[STUDY TEXT Boundary: Start]

Metro North projected to start running in 12 years’ time

High-speed link from city to airport to cost €2.4bn and take over a decade to build

The new Metro North line is substantially similar to the metro plan shelved by the Government in 2011 - but will cost €1 billion less, Minister for Transport Paschal Donohoe has said. Photograph: Eric Luke/The Irish Times

The new Metro North line is substantially similar to the metro plan shelved by the Government in 2011 - but will cost €1 billion less, Minister for Transport Paschal Donohoe has said. Photograph: Eric Luke/The Irish Times

 

Metro North, the high-speed rail link from Dublin city centre to Dublin Airport and Swords, is to go ahead at a cost of €2.4 billion - but will take more than a decade to complete.

The revived metro scheme was the centrepiece of the Government’s capital plan published on Tuesday, which commits investment of €10 billion in transport projects over the next seven years.

The metro will have the capacity to bring almost 10,000 passengers an hour from St Stephen’s Green to the airport, in under 20 minutes.

[STUDY TEXT Boundary: End]

THE PROBLEM:
Return the stretch of the Metro North article from "Metro North, the" through "next seven years.", copied word for word.

[SUPPLIED DATA Boundary: Start]

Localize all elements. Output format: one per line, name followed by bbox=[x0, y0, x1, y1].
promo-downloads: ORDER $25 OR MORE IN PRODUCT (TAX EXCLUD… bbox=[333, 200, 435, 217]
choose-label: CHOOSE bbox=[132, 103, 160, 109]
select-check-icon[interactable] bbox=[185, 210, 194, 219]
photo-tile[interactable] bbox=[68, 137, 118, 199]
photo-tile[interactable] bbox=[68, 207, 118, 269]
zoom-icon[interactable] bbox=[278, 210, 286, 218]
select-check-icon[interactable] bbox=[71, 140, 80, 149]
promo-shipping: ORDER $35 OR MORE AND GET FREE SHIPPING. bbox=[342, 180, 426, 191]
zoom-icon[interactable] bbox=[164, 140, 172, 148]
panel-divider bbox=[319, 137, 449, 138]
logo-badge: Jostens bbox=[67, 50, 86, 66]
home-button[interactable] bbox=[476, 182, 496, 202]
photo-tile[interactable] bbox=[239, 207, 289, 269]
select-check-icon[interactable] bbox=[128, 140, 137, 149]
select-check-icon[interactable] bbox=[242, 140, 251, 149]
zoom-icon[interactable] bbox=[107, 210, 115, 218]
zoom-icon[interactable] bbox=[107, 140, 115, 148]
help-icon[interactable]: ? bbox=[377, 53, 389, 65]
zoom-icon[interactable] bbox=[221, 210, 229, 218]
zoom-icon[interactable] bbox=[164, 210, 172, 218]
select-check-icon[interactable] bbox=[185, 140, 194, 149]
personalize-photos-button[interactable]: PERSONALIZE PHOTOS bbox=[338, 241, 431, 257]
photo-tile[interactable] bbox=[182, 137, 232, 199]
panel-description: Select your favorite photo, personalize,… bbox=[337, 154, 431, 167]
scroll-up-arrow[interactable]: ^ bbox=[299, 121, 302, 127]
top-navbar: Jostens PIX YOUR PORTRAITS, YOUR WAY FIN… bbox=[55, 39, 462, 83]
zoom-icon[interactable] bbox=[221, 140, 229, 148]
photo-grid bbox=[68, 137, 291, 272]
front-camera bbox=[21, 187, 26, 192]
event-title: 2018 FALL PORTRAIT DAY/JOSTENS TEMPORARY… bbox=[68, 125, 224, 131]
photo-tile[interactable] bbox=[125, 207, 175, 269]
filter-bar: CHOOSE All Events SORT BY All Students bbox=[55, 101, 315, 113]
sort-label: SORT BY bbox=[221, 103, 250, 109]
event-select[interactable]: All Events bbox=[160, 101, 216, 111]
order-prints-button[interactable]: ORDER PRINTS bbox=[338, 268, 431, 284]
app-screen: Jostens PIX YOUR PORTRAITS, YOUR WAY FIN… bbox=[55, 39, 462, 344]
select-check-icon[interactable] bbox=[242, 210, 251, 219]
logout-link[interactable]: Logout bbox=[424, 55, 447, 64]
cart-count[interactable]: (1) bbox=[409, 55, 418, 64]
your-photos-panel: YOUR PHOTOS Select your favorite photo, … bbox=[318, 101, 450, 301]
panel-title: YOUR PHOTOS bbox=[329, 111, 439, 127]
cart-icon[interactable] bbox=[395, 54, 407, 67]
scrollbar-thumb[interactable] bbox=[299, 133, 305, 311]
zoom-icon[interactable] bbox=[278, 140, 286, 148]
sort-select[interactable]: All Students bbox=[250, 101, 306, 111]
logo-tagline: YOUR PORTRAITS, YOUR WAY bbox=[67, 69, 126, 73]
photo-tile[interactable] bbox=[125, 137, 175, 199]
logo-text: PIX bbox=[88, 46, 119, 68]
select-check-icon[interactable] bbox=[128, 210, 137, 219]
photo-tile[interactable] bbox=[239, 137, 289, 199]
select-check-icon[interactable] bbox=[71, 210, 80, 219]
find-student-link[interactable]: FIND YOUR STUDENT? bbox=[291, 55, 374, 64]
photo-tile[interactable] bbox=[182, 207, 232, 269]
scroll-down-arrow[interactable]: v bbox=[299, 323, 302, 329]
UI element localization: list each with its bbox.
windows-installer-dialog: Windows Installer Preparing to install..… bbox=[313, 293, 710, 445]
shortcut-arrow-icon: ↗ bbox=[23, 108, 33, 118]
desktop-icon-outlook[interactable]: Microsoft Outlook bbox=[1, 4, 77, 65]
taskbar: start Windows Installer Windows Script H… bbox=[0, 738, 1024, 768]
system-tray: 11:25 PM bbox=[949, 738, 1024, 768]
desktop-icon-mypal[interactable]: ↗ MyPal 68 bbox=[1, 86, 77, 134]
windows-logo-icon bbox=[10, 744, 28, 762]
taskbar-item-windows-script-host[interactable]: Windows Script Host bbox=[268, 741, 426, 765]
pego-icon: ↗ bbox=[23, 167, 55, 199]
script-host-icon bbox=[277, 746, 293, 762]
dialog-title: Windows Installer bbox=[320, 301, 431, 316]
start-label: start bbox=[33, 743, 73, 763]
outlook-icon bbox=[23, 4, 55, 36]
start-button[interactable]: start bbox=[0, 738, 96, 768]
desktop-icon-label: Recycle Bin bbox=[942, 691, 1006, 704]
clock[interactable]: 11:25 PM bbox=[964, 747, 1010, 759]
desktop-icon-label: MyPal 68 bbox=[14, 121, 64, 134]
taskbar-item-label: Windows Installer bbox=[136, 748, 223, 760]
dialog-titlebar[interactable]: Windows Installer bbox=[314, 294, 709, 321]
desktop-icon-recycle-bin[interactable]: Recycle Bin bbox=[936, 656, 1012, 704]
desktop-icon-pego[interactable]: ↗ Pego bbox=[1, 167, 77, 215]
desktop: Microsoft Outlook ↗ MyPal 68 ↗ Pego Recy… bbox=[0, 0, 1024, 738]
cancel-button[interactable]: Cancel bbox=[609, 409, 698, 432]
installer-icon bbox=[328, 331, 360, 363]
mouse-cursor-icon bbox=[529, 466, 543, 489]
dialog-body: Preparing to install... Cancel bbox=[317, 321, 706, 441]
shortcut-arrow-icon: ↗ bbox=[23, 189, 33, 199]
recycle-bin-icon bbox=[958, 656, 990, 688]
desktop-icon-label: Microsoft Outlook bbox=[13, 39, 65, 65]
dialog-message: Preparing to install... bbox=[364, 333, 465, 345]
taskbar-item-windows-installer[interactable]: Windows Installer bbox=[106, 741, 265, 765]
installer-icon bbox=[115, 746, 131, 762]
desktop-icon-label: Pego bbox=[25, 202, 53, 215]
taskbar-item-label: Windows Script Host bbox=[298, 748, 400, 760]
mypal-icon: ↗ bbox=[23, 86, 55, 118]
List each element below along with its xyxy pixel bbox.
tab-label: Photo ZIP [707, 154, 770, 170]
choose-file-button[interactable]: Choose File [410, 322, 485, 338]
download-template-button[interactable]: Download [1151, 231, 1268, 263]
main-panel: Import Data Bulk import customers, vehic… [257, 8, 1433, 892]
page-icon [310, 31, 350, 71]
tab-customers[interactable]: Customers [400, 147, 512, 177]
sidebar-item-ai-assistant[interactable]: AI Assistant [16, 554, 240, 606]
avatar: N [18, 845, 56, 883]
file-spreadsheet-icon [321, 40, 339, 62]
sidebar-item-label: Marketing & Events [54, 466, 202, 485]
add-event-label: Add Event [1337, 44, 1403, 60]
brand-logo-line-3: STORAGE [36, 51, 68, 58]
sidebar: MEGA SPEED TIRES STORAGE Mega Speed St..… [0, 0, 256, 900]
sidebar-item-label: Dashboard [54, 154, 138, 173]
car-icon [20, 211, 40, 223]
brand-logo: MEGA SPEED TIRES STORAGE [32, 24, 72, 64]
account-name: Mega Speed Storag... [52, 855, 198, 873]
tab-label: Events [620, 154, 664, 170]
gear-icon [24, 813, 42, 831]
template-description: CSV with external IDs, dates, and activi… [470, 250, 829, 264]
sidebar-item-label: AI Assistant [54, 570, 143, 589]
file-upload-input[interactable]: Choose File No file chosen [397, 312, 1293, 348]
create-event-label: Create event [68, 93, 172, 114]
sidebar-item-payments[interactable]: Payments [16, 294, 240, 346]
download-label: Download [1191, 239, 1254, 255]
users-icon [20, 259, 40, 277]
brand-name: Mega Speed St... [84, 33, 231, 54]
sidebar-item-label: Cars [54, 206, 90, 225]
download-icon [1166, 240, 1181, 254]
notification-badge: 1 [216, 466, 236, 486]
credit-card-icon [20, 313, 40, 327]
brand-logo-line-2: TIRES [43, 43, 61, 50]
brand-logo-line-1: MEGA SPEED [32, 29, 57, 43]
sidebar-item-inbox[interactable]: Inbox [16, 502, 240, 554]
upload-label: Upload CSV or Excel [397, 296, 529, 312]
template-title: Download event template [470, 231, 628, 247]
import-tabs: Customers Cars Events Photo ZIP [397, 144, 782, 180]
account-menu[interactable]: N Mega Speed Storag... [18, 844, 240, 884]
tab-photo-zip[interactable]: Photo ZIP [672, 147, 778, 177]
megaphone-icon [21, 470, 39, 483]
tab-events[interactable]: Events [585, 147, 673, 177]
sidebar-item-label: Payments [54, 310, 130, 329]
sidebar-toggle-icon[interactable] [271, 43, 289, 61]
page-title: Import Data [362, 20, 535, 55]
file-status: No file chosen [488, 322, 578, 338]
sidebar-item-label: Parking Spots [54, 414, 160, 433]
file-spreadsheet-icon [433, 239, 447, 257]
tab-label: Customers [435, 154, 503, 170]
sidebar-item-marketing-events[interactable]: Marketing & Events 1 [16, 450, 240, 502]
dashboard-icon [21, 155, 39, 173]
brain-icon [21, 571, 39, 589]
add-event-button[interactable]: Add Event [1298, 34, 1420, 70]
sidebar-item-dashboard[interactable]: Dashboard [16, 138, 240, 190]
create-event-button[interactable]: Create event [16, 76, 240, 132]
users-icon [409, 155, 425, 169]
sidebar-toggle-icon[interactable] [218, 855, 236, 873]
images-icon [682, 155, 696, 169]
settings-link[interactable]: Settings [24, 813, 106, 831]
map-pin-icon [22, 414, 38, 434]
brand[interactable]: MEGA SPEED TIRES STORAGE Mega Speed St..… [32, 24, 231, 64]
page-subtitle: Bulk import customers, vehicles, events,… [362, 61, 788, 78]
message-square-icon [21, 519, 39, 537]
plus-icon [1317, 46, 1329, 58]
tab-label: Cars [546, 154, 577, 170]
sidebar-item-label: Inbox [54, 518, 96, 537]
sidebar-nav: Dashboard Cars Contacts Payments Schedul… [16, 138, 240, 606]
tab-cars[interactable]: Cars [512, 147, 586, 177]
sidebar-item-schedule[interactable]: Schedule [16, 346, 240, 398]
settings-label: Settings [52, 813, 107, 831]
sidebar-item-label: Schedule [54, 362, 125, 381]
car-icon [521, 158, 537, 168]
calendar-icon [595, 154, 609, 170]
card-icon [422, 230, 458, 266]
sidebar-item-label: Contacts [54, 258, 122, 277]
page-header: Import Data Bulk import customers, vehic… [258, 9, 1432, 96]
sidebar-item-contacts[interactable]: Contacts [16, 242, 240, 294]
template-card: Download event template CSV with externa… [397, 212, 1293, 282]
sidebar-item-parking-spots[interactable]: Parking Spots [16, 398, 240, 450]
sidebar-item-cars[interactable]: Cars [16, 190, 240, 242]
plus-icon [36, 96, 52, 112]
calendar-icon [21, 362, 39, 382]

[SUPPLIED DATA Boundary: End]

SOLVED EXERCISE:
Metro North, the high-speed rail link from Dublin city centre to Dublin Airport and Swords, is to go ahead at a cost of €2.4 billion - but will take more than a decade to complete.

The revived metro scheme was the centrepiece of the Government’s capital plan published on Tuesday, which commits investment of €10 billion in transport projects over the next seven years.